'''

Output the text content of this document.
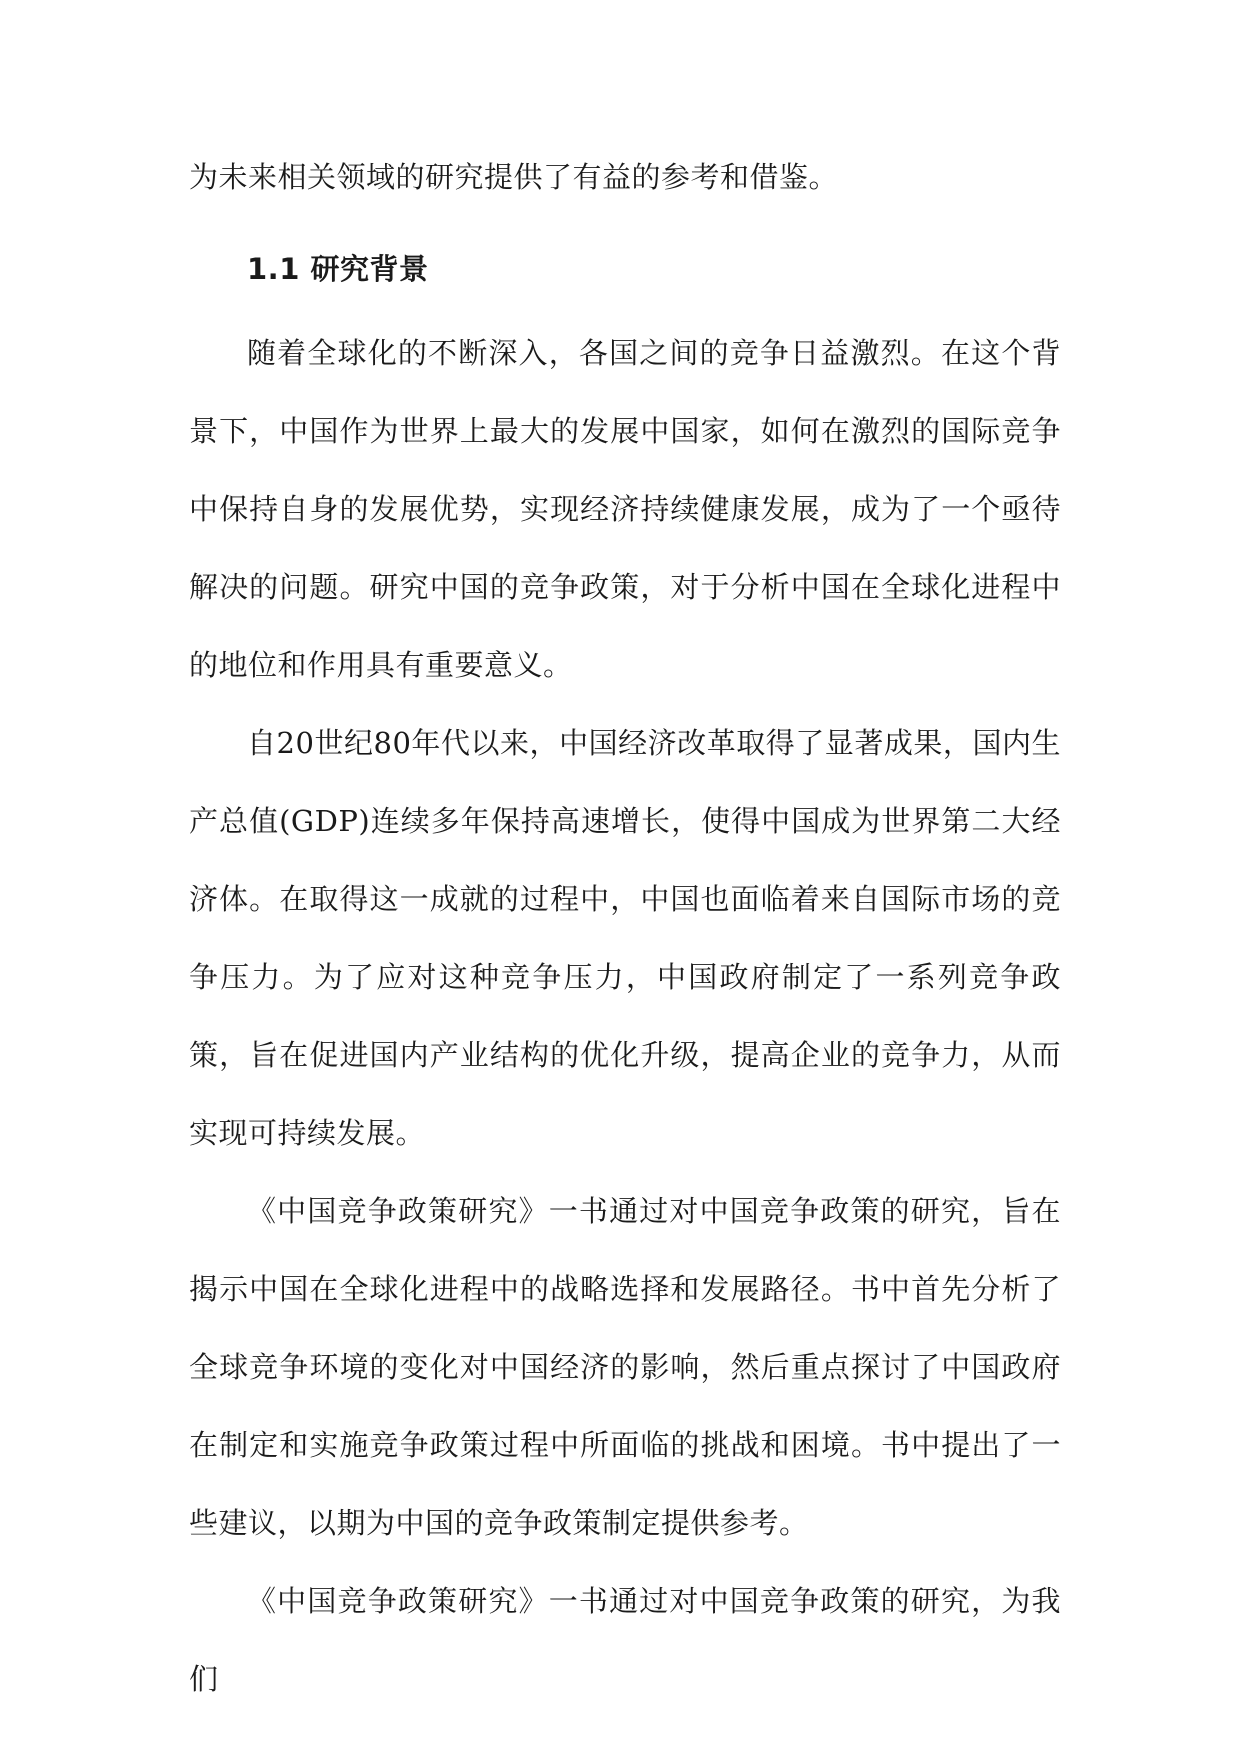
为未来相关领域的研究提供了有益的参考和借鉴。

1.1 研究背景

随着全球化的不断深入，各国之间的竞争日益激烈。在这个背景下，中国作为世界上最大的发展中国家，如何在激烈的国际竞争中保持自身的发展优势，实现经济持续健康发展，成为了一个亟待解决的问题。研究中国的竞争政策，对于分析中国在全球化进程中的地位和作用具有重要意义。

自20世纪80年代以来，中国经济改革取得了显著成果，国内生产总值(GDP)连续多年保持高速增长，使得中国成为世界第二大经济体。在取得这一成就的过程中，中国也面临着来自国际市场的竞争压力。为了应对这种竞争压力，中国政府制定了一系列竞争政策，旨在促进国内产业结构的优化升级，提高企业的竞争力，从而实现可持续发展。

《中国竞争政策研究》一书通过对中国竞争政策的研究，旨在揭示中国在全球化进程中的战略选择和发展路径。书中首先分析了全球竞争环境的变化对中国经济的影响，然后重点探讨了中国政府在制定和实施竞争政策过程中所面临的挑战和困境。书中提出了一些建议，以期为中国的竞争政策制定提供参考。

《中国竞争政策研究》一书通过对中国竞争政策的研究，为我们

'''

▶ _Exercise brief_:
Check each line above for the string "中国竞争政策研究" and show the ones that have it.

▶ _Response below_:
《中国竞争政策研究》一书通过对中国竞争政策的研究，旨在揭示中国在全球化进程中的战略选择和发展路径。书中首先分析了全球竞争环境的变化对中国经济的影响，然后重点探讨了中国政府在制定和实施竞争政策过程中所面临的挑战和困境。书中提出了一些建议，以期为中国的竞争政策制定提供参考。
《中国竞争政策研究》一书通过对中国竞争政策的研究，为我们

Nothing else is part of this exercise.